Um rapto, à moda desses tempos…e surpresa: a mulher que cai
nos braços do cavaleiro não é a Maria, mas, sim, a Fanny.
Para trás, fica uma mãe chorando, uma filha rejeitada e um
pai, que à época vivendo em Lisboa, não aprovava a união que lhe foi proposta e
envolvia uma sua filha.
Um drama estaria agora prestes a começar.
O itinerário para a fuga tinha como primeiro destino
Oliveira do Douro e, aí, seria continuado por barco, rio acima, até Santa Cruz
do Douro, à Quinta do Lodeiro.
O cavalo que foi escolhido para o transporte, cedo se
assustou, atirou com a carga ao chão e partiu à desfilada. Noite escura como o
breu, com a lua escondida atrás das nuvens, e o caminho passa a ser feito a pé,
às cegas, por entre as árvores.
Tendo-se dirigido, primeiro, por engano, em direcção a Ovar,
os fugitivos guiados por umas peixeiras inflectiram para o lugar da Sueima,
onde chegaram ao nascer do dia, junto do terreiro da quinta de José Correia de
Melo,
Abaixo o percurso provável, feito pelos fugitivos.

### Dados do exercício:
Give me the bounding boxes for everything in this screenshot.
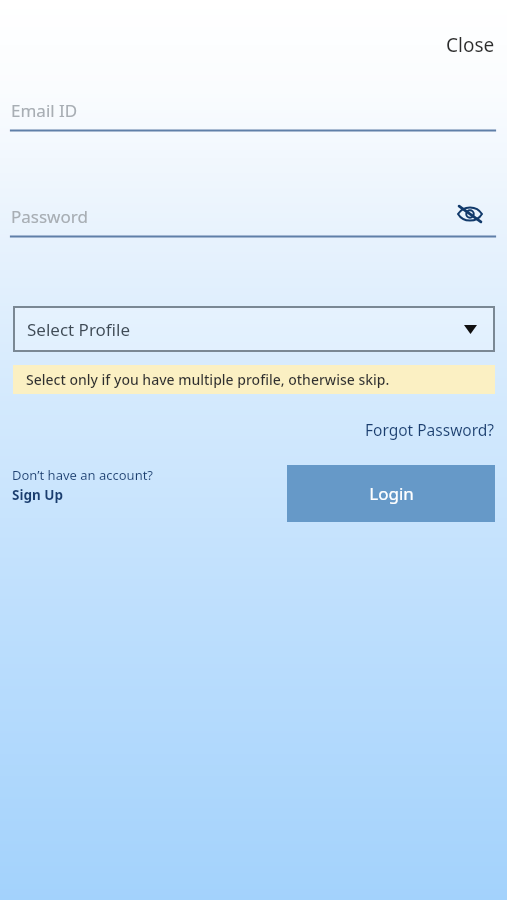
staticText: Email ID: [11, 99, 78, 122]
staticText: Select Profile: [27, 318, 131, 341]
button[interactable]: Close: [430, 29, 495, 61]
button[interactable]: Select Profile: [13, 306, 495, 352]
button[interactable]: Show password: [448, 194, 492, 234]
staticText: Password: [11, 205, 88, 228]
staticText: Select only if you have multiple profile…: [26, 370, 390, 389]
button[interactable]: Don’t have an account?: [12, 466, 197, 502]
staticText: Close: [446, 32, 495, 58]
staticText: Sign Up: [12, 486, 64, 504]
staticText: Don’t have an account?: [12, 466, 153, 484]
button[interactable]: Login: [287, 465, 495, 522]
button[interactable]: Forgot Password?: [330, 415, 495, 443]
staticText: Login: [369, 482, 414, 505]
button[interactable]: Email ID: [11, 88, 495, 132]
button[interactable]: Password: [11, 194, 495, 238]
staticText: Forgot Password?: [365, 419, 495, 440]
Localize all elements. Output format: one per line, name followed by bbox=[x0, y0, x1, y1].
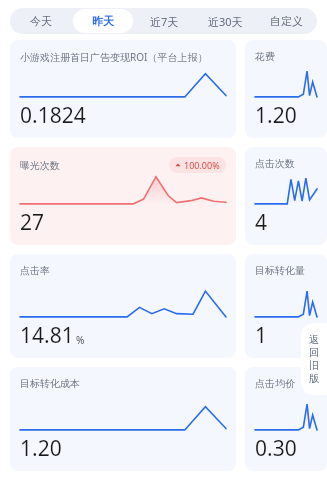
staticText: 目标转化量 bbox=[255, 264, 305, 277]
button[interactable]: 目标转化成本 bbox=[10, 367, 236, 471]
staticText: 100.00% bbox=[184, 159, 220, 171]
staticText: 花费 bbox=[255, 50, 275, 63]
button[interactable]: 近7天 bbox=[135, 9, 194, 33]
button[interactable]: 昨天 bbox=[73, 9, 133, 33]
staticText: % bbox=[76, 333, 85, 347]
staticText: 小游戏注册首日广告变现ROI（平台上报） bbox=[20, 50, 208, 64]
staticText: 4 bbox=[255, 208, 268, 237]
button[interactable]: 自定义 bbox=[257, 9, 316, 33]
button[interactable]: 近30天 bbox=[196, 9, 255, 33]
staticText: 0.30 bbox=[255, 434, 297, 463]
staticText: 近30天 bbox=[208, 14, 243, 29]
staticText: 今天 bbox=[30, 14, 52, 28]
staticText: 14.81 bbox=[20, 321, 74, 350]
button[interactable]: 花费 bbox=[245, 40, 327, 138]
staticText: 1.20 bbox=[20, 434, 62, 463]
button[interactable]: 目标转化量 bbox=[245, 254, 327, 358]
button[interactable]: 点击次数 bbox=[245, 147, 327, 245]
button[interactable]: 今天 bbox=[11, 9, 71, 33]
staticText: 返 回 旧 版 bbox=[309, 333, 319, 385]
button[interactable]: 点击率 bbox=[10, 254, 236, 358]
staticText: 点击均价 bbox=[255, 377, 295, 390]
staticText: 目标转化成本 bbox=[20, 377, 80, 390]
staticText: 曝光次数 bbox=[20, 159, 60, 172]
staticText: 27 bbox=[20, 208, 45, 237]
staticText: 1.20 bbox=[255, 101, 297, 130]
staticText: 自定义 bbox=[270, 14, 303, 28]
staticText: 近7天 bbox=[150, 14, 179, 29]
staticText: 点击率 bbox=[20, 264, 50, 277]
button[interactable]: 曝光次数 bbox=[10, 147, 236, 245]
button[interactable]: 点击均价 bbox=[245, 367, 327, 471]
staticText: 点击次数 bbox=[255, 157, 295, 170]
button[interactable]: 小游戏注册首日广告变现ROI（平台上报） bbox=[10, 40, 236, 138]
button[interactable]: 返回旧版 bbox=[301, 323, 327, 395]
staticText: 1 bbox=[255, 321, 268, 350]
staticText: 0.1824 bbox=[20, 101, 86, 130]
staticText: 昨天 bbox=[92, 14, 114, 28]
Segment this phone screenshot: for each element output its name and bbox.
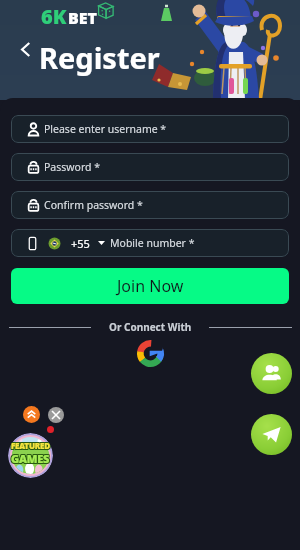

### Tarefas obrigatórias:
1: No trecho sobre a fuga, qual era o primeiro destino do itinerário?
2: Nos registros, comece na linha que tem "staticText: Email ID: [11, 99, 78, 122]" e pare depois da que tem "button[interactable]: Login: [287, 465, 495, 522]". Reescreva só essas linhas trocando "Close" por "Fechar", sem mudar mais nada.
O trecho e os registros não têm nenhuma relação entre si.

### Lista de respostas:
1: Oliveira do Douro.

2:
staticText: Email ID: [11, 99, 78, 122]
staticText: Select Profile: [27, 318, 131, 341]
button[interactable]: Fechar: [430, 29, 495, 61]
button[interactable]: Select Profile: [13, 306, 495, 352]
button[interactable]: Show password: [448, 194, 492, 234]
staticText: Password: [11, 205, 88, 228]
staticText: Select only if you have multiple profile…: [26, 370, 390, 389]
button[interactable]: Don’t have an account?: [12, 466, 197, 502]
staticText: Fechar: [446, 32, 495, 58]
staticText: Sign Up: [12, 486, 64, 504]
staticText: Don’t have an account?: [12, 466, 153, 484]
button[interactable]: Login: [287, 465, 495, 522]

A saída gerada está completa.